* **The exercise**
Report how many lines contain the word "entreprise", with no other text.

* start *

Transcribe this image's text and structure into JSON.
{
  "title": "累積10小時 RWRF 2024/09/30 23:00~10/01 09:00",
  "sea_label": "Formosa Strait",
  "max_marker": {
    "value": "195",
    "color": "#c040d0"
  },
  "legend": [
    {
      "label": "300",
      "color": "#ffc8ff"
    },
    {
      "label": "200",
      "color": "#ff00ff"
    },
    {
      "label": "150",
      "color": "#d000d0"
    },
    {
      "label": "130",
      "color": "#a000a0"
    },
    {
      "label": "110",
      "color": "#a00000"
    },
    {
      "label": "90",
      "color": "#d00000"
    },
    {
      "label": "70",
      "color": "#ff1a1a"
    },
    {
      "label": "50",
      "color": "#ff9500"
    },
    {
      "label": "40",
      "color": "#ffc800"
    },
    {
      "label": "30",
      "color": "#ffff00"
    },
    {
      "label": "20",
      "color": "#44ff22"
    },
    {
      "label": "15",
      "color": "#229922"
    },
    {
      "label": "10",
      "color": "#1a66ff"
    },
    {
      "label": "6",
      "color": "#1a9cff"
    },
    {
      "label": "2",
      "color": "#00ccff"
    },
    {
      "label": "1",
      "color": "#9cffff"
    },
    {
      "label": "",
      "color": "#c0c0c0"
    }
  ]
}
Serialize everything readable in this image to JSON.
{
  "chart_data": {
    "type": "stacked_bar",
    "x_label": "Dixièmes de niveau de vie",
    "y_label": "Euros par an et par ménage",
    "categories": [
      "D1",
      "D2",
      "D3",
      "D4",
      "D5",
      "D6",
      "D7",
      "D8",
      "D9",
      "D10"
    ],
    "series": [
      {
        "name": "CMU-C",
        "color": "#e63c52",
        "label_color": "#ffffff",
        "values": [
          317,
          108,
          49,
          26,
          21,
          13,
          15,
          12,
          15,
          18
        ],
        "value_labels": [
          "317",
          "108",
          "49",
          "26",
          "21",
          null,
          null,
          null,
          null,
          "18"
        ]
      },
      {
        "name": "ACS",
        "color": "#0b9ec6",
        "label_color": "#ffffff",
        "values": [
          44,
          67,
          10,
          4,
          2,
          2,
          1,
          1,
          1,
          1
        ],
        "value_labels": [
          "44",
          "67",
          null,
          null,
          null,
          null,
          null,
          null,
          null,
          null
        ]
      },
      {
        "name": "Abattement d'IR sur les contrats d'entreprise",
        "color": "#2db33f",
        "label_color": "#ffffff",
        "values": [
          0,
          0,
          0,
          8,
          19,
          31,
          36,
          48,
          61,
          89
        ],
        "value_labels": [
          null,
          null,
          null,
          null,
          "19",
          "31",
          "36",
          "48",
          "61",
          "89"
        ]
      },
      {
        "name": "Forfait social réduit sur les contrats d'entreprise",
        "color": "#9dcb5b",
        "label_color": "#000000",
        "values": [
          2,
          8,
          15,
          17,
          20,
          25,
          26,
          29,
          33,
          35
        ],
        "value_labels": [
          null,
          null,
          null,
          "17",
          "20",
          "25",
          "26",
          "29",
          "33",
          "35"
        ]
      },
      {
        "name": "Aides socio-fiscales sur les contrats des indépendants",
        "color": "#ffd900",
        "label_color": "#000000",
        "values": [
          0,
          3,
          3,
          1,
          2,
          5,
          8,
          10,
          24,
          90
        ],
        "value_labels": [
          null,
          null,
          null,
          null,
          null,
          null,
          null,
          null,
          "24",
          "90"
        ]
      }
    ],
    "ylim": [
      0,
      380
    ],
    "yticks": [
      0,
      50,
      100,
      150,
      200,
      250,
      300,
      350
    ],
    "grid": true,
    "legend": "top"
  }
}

* end *

* **Result of this task**
2